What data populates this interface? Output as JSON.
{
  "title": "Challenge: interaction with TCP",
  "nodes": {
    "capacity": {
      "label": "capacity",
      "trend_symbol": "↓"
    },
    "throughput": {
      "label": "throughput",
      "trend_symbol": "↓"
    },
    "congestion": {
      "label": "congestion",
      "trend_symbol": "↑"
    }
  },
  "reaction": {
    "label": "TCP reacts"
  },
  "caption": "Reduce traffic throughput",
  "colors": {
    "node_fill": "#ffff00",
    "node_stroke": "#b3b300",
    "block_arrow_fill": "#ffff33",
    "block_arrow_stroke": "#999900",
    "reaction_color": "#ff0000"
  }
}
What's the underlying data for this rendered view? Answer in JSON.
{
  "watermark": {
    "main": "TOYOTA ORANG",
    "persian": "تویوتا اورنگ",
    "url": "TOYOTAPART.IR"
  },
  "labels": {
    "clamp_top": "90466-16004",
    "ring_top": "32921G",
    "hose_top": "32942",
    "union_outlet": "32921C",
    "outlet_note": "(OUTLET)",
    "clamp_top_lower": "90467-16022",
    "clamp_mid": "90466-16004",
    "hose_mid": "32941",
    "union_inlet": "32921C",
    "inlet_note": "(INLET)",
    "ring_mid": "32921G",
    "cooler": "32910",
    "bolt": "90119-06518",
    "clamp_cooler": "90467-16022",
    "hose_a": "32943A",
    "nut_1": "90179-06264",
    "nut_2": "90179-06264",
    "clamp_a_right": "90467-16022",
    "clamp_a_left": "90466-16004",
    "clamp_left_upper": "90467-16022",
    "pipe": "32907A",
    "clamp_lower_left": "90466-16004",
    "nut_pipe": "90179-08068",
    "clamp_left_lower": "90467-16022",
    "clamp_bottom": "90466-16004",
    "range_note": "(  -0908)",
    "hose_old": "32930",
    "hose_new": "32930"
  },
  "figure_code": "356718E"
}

▶ Your task: Reproduce every line above without error.

▶ Written answer:
What data populates this interface? Output as JSON.
{
  "title": "Challenge: interaction with TCP",
  "nodes": {
    "capacity": {
      "label": "capacity",
      "trend_symbol": "↓"
    },
    "throughput": {
      "label": "throughput",
      "trend_symbol": "↓"
    },
    "congestion": {
      "label": "congestion",
      "trend_symbol": "↑"
    }
  },
  "reaction": {
    "label": "TCP reacts"
  },
  "caption": "Reduce traffic throughput",
  "colors": {
    "node_fill": "#ffff00",
    "node_stroke": "#b3b300",
    "block_arrow_fill": "#ffff33",
    "block_arrow_stroke": "#999900",
    "reaction_color": "#ff0000"
  }
}
What's the underlying data for this rendered view? Answer in JSON.
{
  "watermark": {
    "main": "TOYOTA ORANG",
    "persian": "تویوتا اورنگ",
    "url": "TOYOTAPART.IR"
  },
  "labels": {
    "clamp_top": "90466-16004",
    "ring_top": "32921G",
    "hose_top": "32942",
    "union_outlet": "32921C",
    "outlet_note": "(OUTLET)",
    "clamp_top_lower": "90467-16022",
    "clamp_mid": "90466-16004",
    "hose_mid": "32941",
    "union_inlet": "32921C",
    "inlet_note": "(INLET)",
    "ring_mid": "32921G",
    "cooler": "32910",
    "bolt": "90119-06518",
    "clamp_cooler": "90467-16022",
    "hose_a": "32943A",
    "nut_1": "90179-06264",
    "nut_2": "90179-06264",
    "clamp_a_right": "90467-16022",
    "clamp_a_left": "90466-16004",
    "clamp_left_upper": "90467-16022",
    "pipe": "32907A",
    "clamp_lower_left": "90466-16004",
    "nut_pipe": "90179-08068",
    "clamp_left_lower": "90467-16022",
    "clamp_bottom": "90466-16004",
    "range_note": "(  -0908)",
    "hose_old": "32930",
    "hose_new": "32930"
  },
  "figure_code": "356718E"
}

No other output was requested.